> Data supplied

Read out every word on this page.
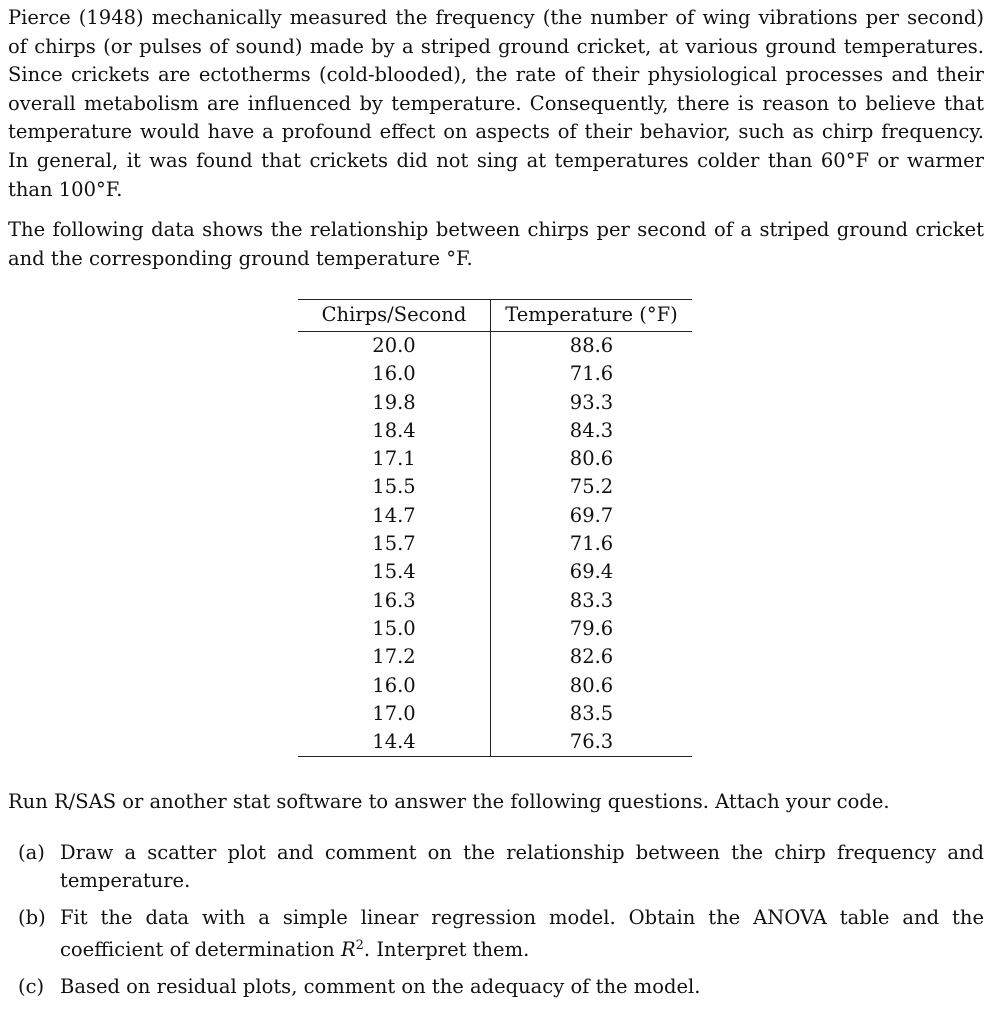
Pierce (1948) mechanically measured the frequency (the number of wing vibrations per second) of chirps (or pulses of sound) made by a striped ground cricket, at various ground temperatures. Since crickets are ectotherms (cold-blooded), the rate of their physiological processes and their overall metabolism are influenced by temperature. Consequently, there is reason to believe that temperature would have a profound effect on aspects of their behavior, such as chirp frequency. In general, it was found that crickets did not sing at temperatures colder than 60°F or warmer than 100°F.

The following data shows the relationship between chirps per second of a striped ground cricket and the corresponding ground temperature °F.

Chirps/Second	Temperature (°F)
20.0	88.6
16.0	71.6
19.8	93.3
18.4	84.3
17.1	80.6
15.5	75.2
14.7	69.7
15.7	71.6
15.4	69.4
16.3	83.3
15.0	79.6
17.2	82.6
16.0	80.6
17.0	83.5
14.4	76.3

Run R/SAS or another stat software to answer the following questions. Attach your code.

(a) Draw a scatter plot and comment on the relationship between the chirp frequency and temperature.
(b) Fit the data with a simple linear regression model. Obtain the ANOVA table and the coefficient of determination $R^2$. Interpret them.
(c) Based on residual plots, comment on the adequacy of the model.
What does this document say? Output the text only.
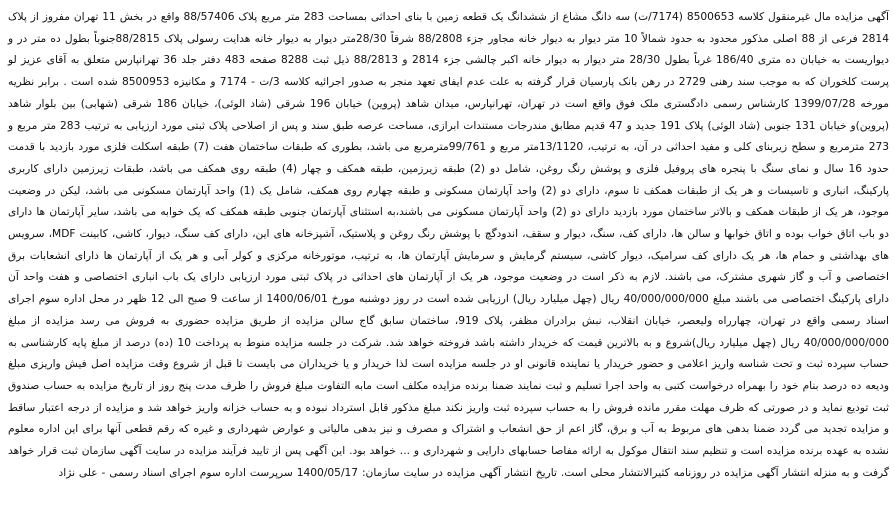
آگهی مزایده مال غیرمنقول کلاسه 8500653 (7174/ت) سه دانگ مشاع از ششدانگ یک قطعه زمین با بنای احداثی بمساحت 283 متر مربع پلاک 88/57406 واقع در بخش 11 تهران مفروز از پلاک 2814 فرعی از 88 اصلی مذکور محدود به حدود شمالاً 10 متر دیوار به دیوار خانه مجاور جزء 88/2808 شرقاً 28/30متر دیوار به دیوار خانه هدایت رسولی پلاک 88/2815جنوباً بطول ده متر در و دیواریست به خیابان ده متری 186/40 غرباً بطول 28/30 متر دیوار به دیوار خانه اکبر چالشی جزء 2814 و 88/2813 ذیل ثبت 8288 صفحه 483 دفتر جلد 36 تهرانپارس متعلق به آقای عزیز لو پرست کلخوران که به موجب سند رهنی 2729 در رهن بانک پارسیان قرار گرفته به علت عدم ایفای تعهد منجر به صدور اجرائیه کلاسه 3/ت - 7174 و مکانیزه 8500953 شده است . برابر نظریه مورخه 1399/07/28 کارشناس رسمی دادگستری ملک فوق واقع است در تهران، تهرانپارس، میدان شاهد (پروین) خیابان 196 شرقی (شاد الوئی)، خیابان 186 شرقی (شهابی) بین بلوار شاهد (پروین)و خیابان 131 جنوبی (شاد الوئی) پلاک 191 جدید و 47 قدیم مطابق مندرجات مستندات ابرازی، مساحت عرصه طبق سند و پس از اصلاحی پلاک ثبتی مورد ارزیابی به ترتیب 283 متر مربع و 273 مترمربع و سطح زیربنای کلی و مفید احداثی در آن، به ترتیب، 13/1120متر مربع و 99/761مترمربع می باشد، بطوری که طبقات ساختمان هفت (7) طبقه اسکلت فلزی مورد بازدید با قدمت حدود 16 سال و نمای سنگ با پنجره های پروفیل فلزی و پوشش رنگ روغن، شامل دو (2) طبقه زیرزمین، طبقه همکف و چهار (4) طبقه روی همکف می باشد، طبقات زیرزمین دارای کاربری پارکینگ، انباری و تاسیسات و هر یک از طبقات همکف تا سوم، دارای دو (2) واحد آپارتمان مسکونی و طبقه چهارم روی همکف، شامل یک (1) واحد آپارتمان مسکونی می باشد، لیکن در وضعیت موجود، هر یک از طبقات همکف و بالاتر ساختمان مورد بازدید دارای دو (2) واحد آپارتمان مسکونی می باشند،به استثنای آپارتمان جنوبی طبقه همکف که یک خوابه می باشد، سایر آپارتمان ها دارای دو باب اتاق خواب بوده و اتاق خوابها و سالن ها، دارای کف، سنگ، دیوار و سقف، اندودگچ با پوشش رنگ روغن و پلاستیک، آشپزخانه های این، دارای کف سنگ، دیوار، کاشی، کابینت MDF، سرویس های بهداشتی و حمام ها، هر یک دارای کف سرامیک، دیوار کاشی، سیستم گرمایش و سرمایش آپارتمان ها، به ترتیب، موتورخانه مرکزی و کولر آبی و هر یک از آپارتمان ها دارای انشعابات برق اختصاصی و آب و گاز شهری مشترک، می باشند. لازم به ذکر است در وضعیت موجود، هر یک از آپارتمان های احداثی در پلاک ثبتی مورد ارزیابی دارای یک باب انباری اختصاصی و هفت واحد آن دارای پارکینگ اختصاصی می باشند مبلغ 40/000/000/000 ریال (چهل میلیارد ریال) ارزیابی شده است در روز دوشنبه مورخ 1400/06/01 از ساعت 9 صبح الی 12 ظهر در محل اداره سوم اجرای اسناد رسمی واقع در تهران، چهارراه ولیعصر، خیابان انقلاب، نبش برادران مظفر، پلاک 919، ساختمان سابق گاج سالن مزایده از طریق مزایده حضوری به فروش می رسد مزایده از مبلغ 40/000/000/000 ریال (چهل میلیارد ریال)شروع و به بالاترین قیمت که خریدار داشته باشد فروخته خواهد شد. شرکت در جلسه مزایده منوط به پرداخت 10 (ده) درصد از مبلغ پایه کارشناسی به حساب سپرده ثبت و تحت شناسه واریز اعلامی و حضور خریدار یا نماینده قانونی او در جلسه مزایده است لذا خریدار و یا خریداران می بایست تا قبل از شروع وقت مزایده اصل فیش واریزی مبلغ ودیعه ده درصد بنام خود را بهمراه درخواست کتبی به واحد اجرا تسلیم و ثبت نمایند ضمنا برنده مزایده مکلف است مابه التفاوت مبلغ فروش را ظرف مدت پنج روز از تاریخ مزایده به حساب صندوق ثبت تودیع نماید و در صورتی که ظرف مهلت مقرر مانده فروش را به حساب سپرده ثبت واریز نکند مبلغ مذکور قابل استرداد نبوده و به حساب خزانه واریز خواهد شد و مزایده از درجه اعتبار ساقط و مزایده تجدید می گردد ضمنا بدهی های مربوط به آب و برق، گاز اعم از حق انشعاب و اشتراک و مصرف و نیز بدهی مالیاتی و عوارض شهرداری و غیره که رقم قطعی آنها برای این اداره معلوم نشده به عهده برنده مزایده است و تنظیم سند انتقال موکول به ارائه مفاصا حسابهای دارایی و شهرداری و ... خواهد بود. این آگهی پس از تایید فرآیند مزایده در سایت آگهی سازمان ثبت قرار خواهد گرفت و به منزله انتشار آگهی مزایده در روزنامه کثیرالانتشار محلی است. تاریخ انتشار آگهی مزایده در سایت سازمان: 1400/05/17 سرپرست اداره سوم اجرای اسناد رسمی - علی نژاد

> Instructions to follow
From the entries above, output every line exactly and omit any image.

> Response to the exercise
Read out every word on this page.
Pierce (1948) mechanically measured the frequency (the number of wing vibrations per second) of chirps (or pulses of sound) made by a striped ground cricket, at various ground temperatures. Since crickets are ectotherms (cold-blooded), the rate of their physiological processes and their overall metabolism are influenced by temperature. Consequently, there is reason to believe that temperature would have a profound effect on aspects of their behavior, such as chirp frequency. In general, it was found that crickets did not sing at temperatures colder than 60°F or warmer than 100°F.

The following data shows the relationship between chirps per second of a striped ground cricket and the corresponding ground temperature °F.

Chirps/Second	Temperature (°F)
20.0	88.6
16.0	71.6
19.8	93.3
18.4	84.3
17.1	80.6
15.5	75.2
14.7	69.7
15.7	71.6
15.4	69.4
16.3	83.3
15.0	79.6
17.2	82.6
16.0	80.6
17.0	83.5
14.4	76.3

Run R/SAS or another stat software to answer the following questions. Attach your code.

(a) Draw a scatter plot and comment on the relationship between the chirp frequency and temperature.
(b) Fit the data with a simple linear regression model. Obtain the ANOVA table and the coefficient of determination $R^2$. Interpret them.
(c) Based on residual plots, comment on the adequacy of the model.
What does this document say? Output the text only.
آگهی مزایده مال غیرمنقول کلاسه 8500653 (7174/ت) سه دانگ مشاع از ششدانگ یک قطعه زمین با بنای احداثی بمساحت 283 متر مربع پلاک 88/57406 واقع در بخش 11 تهران مفروز از پلاک 2814 فرعی از 88 اصلی مذکور محدود به حدود شمالاً 10 متر دیوار به دیوار خانه مجاور جزء 88/2808 شرقاً 28/30متر دیوار به دیوار خانه هدایت رسولی پلاک 88/2815جنوباً بطول ده متر در و دیواریست به خیابان ده متری 186/40 غرباً بطول 28/30 متر دیوار به دیوار خانه اکبر چالشی جزء 2814 و 88/2813 ذیل ثبت 8288 صفحه 483 دفتر جلد 36 تهرانپارس متعلق به آقای عزیز لو پرست کلخوران که به موجب سند رهنی 2729 در رهن بانک پارسیان قرار گرفته به علت عدم ایفای تعهد منجر به صدور اجرائیه کلاسه 3/ت - 7174 و مکانیزه 8500953 شده است . برابر نظریه مورخه 1399/07/28 کارشناس رسمی دادگستری ملک فوق واقع است در تهران، تهرانپارس، میدان شاهد (پروین) خیابان 196 شرقی (شاد الوئی)، خیابان 186 شرقی (شهابی) بین بلوار شاهد (پروین)و خیابان 131 جنوبی (شاد الوئی) پلاک 191 جدید و 47 قدیم مطابق مندرجات مستندات ابرازی، مساحت عرصه طبق سند و پس از اصلاحی پلاک ثبتی مورد ارزیابی به ترتیب 283 متر مربع و 273 مترمربع و سطح زیربنای کلی و مفید احداثی در آن، به ترتیب، 13/1120متر مربع و 99/761مترمربع می باشد، بطوری که طبقات ساختمان هفت (7) طبقه اسکلت فلزی مورد بازدید با قدمت حدود 16 سال و نمای سنگ با پنجره های پروفیل فلزی و پوشش رنگ روغن، شامل دو (2) طبقه زیرزمین، طبقه همکف و چهار (4) طبقه روی همکف می باشد، طبقات زیرزمین دارای کاربری پارکینگ، انباری و تاسیسات و هر یک از طبقات همکف تا سوم، دارای دو (2) واحد آپارتمان مسکونی و طبقه چهارم روی همکف، شامل یک (1) واحد آپارتمان مسکونی می باشد، لیکن در وضعیت موجود، هر یک از طبقات همکف و بالاتر ساختمان مورد بازدید دارای دو (2) واحد آپارتمان مسکونی می باشند،به استثنای آپارتمان جنوبی طبقه همکف که یک خوابه می باشد، سایر آپارتمان ها دارای دو باب اتاق خواب بوده و اتاق خوابها و سالن ها، دارای کف، سنگ، دیوار و سقف، اندودگچ با پوشش رنگ روغن و پلاستیک، آشپزخانه های این، دارای کف سنگ، دیوار، کاشی، کابینت MDF، سرویس های بهداشتی و حمام ها، هر یک دارای کف سرامیک، دیوار کاشی، سیستم گرمایش و سرمایش آپارتمان ها، به ترتیب، موتورخانه مرکزی و کولر آبی و هر یک از آپارتمان ها دارای انشعابات برق اختصاصی و آب و گاز شهری مشترک، می باشند. لازم به ذکر است در وضعیت موجود، هر یک از آپارتمان های احداثی در پلاک ثبتی مورد ارزیابی دارای یک باب انباری اختصاصی و هفت واحد آن دارای پارکینگ اختصاصی می باشند مبلغ 40/000/000/000 ریال (چهل میلیارد ریال) ارزیابی شده است در روز دوشنبه مورخ 1400/06/01 از ساعت 9 صبح الی 12 ظهر در محل اداره سوم اجرای اسناد رسمی واقع در تهران، چهارراه ولیعصر، خیابان انقلاب، نبش برادران مظفر، پلاک 919، ساختمان سابق گاج سالن مزایده از طریق مزایده حضوری به فروش می رسد مزایده از مبلغ 40/000/000/000 ریال (چهل میلیارد ریال)شروع و به بالاترین قیمت که خریدار داشته باشد فروخته خواهد شد. شرکت در جلسه مزایده منوط به پرداخت 10 (ده) درصد از مبلغ پایه کارشناسی به حساب سپرده ثبت و تحت شناسه واریز اعلامی و حضور خریدار یا نماینده قانونی او در جلسه مزایده است لذا خریدار و یا خریداران می بایست تا قبل از شروع وقت مزایده اصل فیش واریزی مبلغ ودیعه ده درصد بنام خود را بهمراه درخواست کتبی به واحد اجرا تسلیم و ثبت نمایند ضمنا برنده مزایده مکلف است مابه التفاوت مبلغ فروش را ظرف مدت پنج روز از تاریخ مزایده به حساب صندوق ثبت تودیع نماید و در صورتی که ظرف مهلت مقرر مانده فروش را به حساب سپرده ثبت واریز نکند مبلغ مذکور قابل استرداد نبوده و به حساب خزانه واریز خواهد شد و مزایده از درجه اعتبار ساقط و مزایده تجدید می گردد ضمنا بدهی های مربوط به آب و برق، گاز اعم از حق انشعاب و اشتراک و مصرف و نیز بدهی مالیاتی و عوارض شهرداری و غیره که رقم قطعی آنها برای این اداره معلوم نشده به عهده برنده مزایده است و تنظیم سند انتقال موکول به ارائه مفاصا حسابهای دارایی و شهرداری و ... خواهد بود. این آگهی پس از تایید فرآیند مزایده در سایت آگهی سازمان ثبت قرار خواهد گرفت و به منزله انتشار آگهی مزایده در روزنامه کثیرالانتشار محلی است. تاریخ انتشار آگهی مزایده در سایت سازمان: 1400/05/17 سرپرست اداره سوم اجرای اسناد رسمی - علی نژاد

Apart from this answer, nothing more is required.